▶ Brief
Copy the listing word for word, starting with the line that contains "Extract all elements" and going on through the line that contains "chart-title: 31P NMR 293 K (8, 18, 85, 70)".

* * *

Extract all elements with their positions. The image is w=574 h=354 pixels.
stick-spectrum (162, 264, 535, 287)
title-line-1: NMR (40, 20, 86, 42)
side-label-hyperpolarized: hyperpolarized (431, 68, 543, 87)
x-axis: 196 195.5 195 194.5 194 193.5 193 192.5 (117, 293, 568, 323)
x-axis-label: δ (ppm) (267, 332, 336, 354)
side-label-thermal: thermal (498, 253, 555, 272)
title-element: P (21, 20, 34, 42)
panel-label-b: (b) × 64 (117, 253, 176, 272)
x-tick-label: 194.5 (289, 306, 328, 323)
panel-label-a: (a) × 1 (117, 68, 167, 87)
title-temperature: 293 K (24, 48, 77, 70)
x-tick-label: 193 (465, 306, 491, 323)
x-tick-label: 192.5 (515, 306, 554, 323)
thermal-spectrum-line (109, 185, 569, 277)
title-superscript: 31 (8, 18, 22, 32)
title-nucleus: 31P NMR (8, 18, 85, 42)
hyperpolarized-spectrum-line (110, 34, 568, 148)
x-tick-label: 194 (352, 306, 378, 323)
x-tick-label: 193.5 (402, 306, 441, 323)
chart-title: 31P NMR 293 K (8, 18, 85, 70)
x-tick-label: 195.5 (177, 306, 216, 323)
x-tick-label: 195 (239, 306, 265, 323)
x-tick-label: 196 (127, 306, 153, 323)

* * *

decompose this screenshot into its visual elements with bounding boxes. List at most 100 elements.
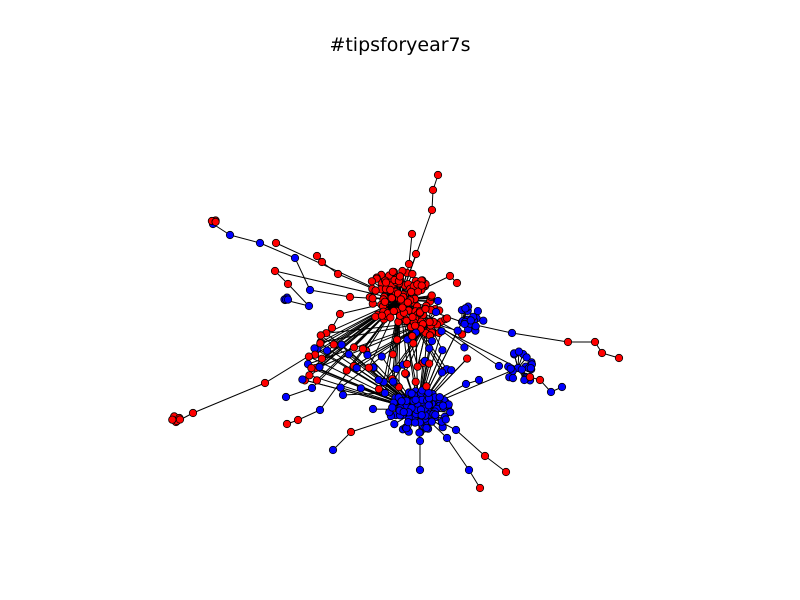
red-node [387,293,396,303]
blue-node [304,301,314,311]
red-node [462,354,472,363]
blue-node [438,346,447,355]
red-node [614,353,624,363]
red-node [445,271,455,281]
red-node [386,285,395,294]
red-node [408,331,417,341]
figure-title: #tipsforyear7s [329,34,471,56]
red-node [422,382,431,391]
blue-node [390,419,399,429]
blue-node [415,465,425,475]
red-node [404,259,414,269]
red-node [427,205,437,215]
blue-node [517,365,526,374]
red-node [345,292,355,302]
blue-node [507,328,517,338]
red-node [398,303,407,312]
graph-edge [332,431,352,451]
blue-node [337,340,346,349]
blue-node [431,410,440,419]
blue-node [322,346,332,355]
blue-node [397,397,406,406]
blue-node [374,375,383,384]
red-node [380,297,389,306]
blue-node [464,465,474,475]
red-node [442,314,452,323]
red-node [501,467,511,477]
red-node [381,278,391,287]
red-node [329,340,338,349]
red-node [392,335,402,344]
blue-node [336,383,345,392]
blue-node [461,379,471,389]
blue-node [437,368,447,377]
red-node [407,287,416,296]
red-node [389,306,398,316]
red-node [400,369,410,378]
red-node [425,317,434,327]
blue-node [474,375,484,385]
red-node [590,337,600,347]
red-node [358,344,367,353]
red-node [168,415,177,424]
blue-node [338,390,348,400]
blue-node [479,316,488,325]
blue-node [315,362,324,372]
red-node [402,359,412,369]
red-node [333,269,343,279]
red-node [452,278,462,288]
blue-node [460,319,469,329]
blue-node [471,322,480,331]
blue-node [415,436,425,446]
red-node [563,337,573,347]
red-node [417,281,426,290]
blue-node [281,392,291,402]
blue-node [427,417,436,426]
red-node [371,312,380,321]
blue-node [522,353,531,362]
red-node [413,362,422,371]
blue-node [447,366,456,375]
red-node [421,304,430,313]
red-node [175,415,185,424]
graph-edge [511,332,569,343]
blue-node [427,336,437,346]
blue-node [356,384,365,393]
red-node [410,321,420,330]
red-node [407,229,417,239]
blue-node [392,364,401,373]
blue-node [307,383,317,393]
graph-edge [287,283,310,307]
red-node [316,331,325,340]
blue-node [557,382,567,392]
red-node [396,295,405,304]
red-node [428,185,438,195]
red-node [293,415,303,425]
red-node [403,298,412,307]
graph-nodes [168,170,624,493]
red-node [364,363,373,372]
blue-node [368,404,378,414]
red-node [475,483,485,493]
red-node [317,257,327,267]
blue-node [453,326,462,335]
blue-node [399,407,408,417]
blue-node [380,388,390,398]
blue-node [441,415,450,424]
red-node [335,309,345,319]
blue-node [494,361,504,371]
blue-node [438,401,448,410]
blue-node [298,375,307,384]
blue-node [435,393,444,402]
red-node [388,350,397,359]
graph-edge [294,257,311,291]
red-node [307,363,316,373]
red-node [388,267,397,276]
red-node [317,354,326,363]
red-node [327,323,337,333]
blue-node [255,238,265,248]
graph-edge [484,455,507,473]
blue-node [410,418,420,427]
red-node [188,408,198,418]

* * *

▶ Written response
Extract all elements with their positions. The image is w=574 h=354 pixels.
stick-spectrum (162, 264, 535, 287)
title-line-1: NMR (40, 20, 86, 42)
side-label-hyperpolarized: hyperpolarized (431, 68, 543, 87)
x-axis: 196 195.5 195 194.5 194 193.5 193 192.5 (117, 293, 568, 323)
x-axis-label: δ (ppm) (267, 332, 336, 354)
side-label-thermal: thermal (498, 253, 555, 272)
title-element: P (21, 20, 34, 42)
panel-label-b: (b) × 64 (117, 253, 176, 272)
x-tick-label: 194.5 (289, 306, 328, 323)
panel-label-a: (a) × 1 (117, 68, 167, 87)
title-temperature: 293 K (24, 48, 77, 70)
x-tick-label: 193 (465, 306, 491, 323)
x-tick-label: 192.5 (515, 306, 554, 323)
thermal-spectrum-line (109, 185, 569, 277)
title-superscript: 31 (8, 18, 22, 32)
title-nucleus: 31P NMR (8, 18, 85, 42)
hyperpolarized-spectrum-line (110, 34, 568, 148)
x-tick-label: 194 (352, 306, 378, 323)
x-tick-label: 193.5 (402, 306, 441, 323)
chart-title: 31P NMR 293 K (8, 18, 85, 70)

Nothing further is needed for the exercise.